**Problem statement**
List every line in this data where the string "during" occurs.

**Data shown**
::::

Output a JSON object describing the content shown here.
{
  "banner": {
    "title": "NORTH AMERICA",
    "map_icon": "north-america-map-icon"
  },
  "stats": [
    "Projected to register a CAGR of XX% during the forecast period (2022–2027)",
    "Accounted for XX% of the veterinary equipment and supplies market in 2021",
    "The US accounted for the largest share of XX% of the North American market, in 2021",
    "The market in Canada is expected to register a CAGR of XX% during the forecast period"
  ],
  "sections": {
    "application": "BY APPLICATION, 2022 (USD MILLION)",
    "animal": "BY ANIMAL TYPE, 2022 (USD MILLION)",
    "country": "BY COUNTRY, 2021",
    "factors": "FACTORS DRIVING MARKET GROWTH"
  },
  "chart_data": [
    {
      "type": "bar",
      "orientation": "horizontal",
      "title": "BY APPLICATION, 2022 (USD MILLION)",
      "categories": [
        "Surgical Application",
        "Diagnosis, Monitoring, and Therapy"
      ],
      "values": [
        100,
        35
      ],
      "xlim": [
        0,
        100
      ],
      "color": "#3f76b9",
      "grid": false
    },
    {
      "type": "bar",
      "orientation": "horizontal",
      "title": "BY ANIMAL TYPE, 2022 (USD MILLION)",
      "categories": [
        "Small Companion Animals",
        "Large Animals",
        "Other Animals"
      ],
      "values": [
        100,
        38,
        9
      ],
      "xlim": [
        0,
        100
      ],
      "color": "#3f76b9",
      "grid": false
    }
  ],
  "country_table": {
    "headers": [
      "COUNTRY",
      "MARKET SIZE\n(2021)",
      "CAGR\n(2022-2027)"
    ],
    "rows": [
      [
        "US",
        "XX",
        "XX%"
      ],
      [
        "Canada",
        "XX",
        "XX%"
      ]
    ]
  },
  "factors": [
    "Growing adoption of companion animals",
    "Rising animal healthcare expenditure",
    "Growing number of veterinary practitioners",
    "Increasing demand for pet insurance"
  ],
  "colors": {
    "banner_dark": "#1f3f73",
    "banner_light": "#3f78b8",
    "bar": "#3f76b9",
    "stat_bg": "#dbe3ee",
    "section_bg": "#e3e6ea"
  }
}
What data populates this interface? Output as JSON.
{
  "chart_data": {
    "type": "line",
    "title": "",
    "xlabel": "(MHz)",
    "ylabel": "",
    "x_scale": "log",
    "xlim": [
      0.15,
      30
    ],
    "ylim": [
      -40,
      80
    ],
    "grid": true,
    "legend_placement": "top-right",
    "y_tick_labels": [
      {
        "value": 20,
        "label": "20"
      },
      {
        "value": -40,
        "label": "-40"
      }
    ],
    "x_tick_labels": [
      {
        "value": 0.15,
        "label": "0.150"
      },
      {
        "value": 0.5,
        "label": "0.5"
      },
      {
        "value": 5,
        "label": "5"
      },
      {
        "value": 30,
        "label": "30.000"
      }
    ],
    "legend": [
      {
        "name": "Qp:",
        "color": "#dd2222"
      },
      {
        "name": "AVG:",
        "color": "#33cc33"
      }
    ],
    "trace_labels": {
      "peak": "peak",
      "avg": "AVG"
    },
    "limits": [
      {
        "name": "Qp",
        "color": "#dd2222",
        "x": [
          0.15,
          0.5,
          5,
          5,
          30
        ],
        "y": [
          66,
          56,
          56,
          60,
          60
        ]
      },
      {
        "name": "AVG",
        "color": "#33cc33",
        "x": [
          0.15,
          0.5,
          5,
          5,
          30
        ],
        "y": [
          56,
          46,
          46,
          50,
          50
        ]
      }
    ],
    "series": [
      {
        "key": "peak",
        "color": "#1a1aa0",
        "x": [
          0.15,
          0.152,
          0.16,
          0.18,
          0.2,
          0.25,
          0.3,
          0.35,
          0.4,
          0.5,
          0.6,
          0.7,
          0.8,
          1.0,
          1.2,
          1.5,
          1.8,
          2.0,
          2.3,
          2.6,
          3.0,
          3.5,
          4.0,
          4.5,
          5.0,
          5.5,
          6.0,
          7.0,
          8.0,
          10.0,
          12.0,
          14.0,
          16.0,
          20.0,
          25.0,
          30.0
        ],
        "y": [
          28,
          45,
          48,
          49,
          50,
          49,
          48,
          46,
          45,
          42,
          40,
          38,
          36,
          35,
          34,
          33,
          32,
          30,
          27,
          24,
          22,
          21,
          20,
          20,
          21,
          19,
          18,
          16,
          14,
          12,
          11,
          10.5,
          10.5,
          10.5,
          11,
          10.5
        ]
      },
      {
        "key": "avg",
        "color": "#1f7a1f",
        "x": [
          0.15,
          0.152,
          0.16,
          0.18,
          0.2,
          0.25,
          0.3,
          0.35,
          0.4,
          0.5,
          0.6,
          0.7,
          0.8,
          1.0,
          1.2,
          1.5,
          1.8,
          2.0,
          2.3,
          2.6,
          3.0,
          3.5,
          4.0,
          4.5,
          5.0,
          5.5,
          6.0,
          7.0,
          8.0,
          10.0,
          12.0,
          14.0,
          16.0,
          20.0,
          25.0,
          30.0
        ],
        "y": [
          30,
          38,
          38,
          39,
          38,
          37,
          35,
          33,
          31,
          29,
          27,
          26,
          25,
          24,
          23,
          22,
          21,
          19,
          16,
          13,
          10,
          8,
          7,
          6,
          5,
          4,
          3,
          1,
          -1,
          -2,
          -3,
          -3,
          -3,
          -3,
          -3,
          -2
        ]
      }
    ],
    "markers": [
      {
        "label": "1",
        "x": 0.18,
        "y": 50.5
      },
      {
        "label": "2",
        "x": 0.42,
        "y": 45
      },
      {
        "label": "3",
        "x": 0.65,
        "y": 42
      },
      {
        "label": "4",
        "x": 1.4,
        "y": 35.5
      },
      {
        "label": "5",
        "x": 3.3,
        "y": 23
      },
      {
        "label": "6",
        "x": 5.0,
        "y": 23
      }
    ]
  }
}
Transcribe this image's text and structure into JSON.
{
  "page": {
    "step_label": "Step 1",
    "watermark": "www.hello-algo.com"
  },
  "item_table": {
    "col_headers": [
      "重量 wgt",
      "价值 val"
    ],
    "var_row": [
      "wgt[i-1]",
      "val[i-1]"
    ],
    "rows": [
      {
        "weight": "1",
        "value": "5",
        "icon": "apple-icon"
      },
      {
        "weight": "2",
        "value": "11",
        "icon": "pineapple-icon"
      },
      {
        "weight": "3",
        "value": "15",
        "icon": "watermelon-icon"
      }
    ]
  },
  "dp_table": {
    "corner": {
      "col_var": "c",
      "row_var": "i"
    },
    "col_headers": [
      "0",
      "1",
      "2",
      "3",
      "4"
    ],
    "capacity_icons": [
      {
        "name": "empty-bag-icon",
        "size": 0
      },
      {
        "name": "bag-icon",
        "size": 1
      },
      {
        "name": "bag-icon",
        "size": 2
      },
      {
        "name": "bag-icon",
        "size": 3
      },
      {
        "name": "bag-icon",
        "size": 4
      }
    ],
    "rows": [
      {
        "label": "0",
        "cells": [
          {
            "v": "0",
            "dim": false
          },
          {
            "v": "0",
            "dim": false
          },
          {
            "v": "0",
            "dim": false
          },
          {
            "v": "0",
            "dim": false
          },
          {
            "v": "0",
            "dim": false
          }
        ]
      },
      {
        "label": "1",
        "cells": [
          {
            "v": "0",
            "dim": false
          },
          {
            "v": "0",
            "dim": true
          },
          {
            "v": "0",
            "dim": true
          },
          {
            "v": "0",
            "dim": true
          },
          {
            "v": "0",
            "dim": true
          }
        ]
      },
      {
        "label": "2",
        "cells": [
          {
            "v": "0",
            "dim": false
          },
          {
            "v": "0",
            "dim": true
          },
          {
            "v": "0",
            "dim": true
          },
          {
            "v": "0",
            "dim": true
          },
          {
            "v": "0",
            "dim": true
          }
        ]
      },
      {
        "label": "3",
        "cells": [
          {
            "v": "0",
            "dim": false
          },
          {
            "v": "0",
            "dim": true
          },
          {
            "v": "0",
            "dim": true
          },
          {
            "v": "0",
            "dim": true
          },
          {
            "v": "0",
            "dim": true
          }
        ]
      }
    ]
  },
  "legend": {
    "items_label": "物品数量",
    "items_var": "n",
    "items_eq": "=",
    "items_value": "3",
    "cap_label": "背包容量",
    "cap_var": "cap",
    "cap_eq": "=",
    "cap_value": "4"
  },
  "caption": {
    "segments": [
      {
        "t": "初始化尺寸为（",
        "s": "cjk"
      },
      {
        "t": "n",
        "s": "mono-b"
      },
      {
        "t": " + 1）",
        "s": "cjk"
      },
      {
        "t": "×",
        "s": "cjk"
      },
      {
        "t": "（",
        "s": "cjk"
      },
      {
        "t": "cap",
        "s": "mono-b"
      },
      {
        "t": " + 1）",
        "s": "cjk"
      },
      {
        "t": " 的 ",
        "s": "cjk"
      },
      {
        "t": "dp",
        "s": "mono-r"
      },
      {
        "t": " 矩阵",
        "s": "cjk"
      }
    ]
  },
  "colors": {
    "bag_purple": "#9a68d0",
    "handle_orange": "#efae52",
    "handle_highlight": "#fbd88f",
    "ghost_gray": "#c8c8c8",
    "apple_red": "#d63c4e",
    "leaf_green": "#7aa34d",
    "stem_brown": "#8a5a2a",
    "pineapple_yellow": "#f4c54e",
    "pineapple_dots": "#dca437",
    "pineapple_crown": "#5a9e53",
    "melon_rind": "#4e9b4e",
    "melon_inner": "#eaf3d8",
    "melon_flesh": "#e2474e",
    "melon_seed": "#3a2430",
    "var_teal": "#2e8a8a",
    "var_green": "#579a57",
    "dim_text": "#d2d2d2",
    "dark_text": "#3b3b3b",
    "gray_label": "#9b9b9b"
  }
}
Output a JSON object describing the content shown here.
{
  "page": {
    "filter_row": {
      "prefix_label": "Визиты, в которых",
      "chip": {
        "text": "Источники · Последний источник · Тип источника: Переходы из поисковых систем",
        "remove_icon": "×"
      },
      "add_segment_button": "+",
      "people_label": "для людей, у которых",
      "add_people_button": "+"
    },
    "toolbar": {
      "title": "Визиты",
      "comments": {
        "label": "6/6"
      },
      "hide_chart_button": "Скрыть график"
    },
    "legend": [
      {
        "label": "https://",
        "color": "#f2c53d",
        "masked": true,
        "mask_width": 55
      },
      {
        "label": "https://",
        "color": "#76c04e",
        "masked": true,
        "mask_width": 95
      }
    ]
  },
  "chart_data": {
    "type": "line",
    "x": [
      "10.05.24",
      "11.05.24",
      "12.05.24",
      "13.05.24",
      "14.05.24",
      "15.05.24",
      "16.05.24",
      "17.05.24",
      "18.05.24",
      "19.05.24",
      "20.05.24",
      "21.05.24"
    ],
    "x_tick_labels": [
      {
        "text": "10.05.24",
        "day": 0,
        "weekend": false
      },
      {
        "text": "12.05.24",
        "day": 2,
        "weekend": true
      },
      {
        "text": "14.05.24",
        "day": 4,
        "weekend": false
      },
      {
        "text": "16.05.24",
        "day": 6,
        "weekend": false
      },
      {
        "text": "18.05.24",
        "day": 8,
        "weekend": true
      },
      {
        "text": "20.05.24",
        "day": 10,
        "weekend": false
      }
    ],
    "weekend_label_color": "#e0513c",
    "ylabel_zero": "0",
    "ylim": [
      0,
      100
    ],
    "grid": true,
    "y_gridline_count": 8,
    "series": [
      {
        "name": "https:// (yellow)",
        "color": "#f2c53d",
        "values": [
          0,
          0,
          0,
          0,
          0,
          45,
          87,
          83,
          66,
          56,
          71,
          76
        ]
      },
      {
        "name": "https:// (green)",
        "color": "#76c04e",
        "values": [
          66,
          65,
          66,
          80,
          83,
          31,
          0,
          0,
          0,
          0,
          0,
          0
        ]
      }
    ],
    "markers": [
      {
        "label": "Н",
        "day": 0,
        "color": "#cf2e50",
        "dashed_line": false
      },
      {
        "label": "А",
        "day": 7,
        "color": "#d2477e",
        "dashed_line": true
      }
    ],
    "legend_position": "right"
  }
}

::::

**Answer for the task**
    "Projected to register a CAGR of XX% during the forecast period (2022–2027)",
    "The market in Canada is expected to register a CAGR of XX% during the forecast period"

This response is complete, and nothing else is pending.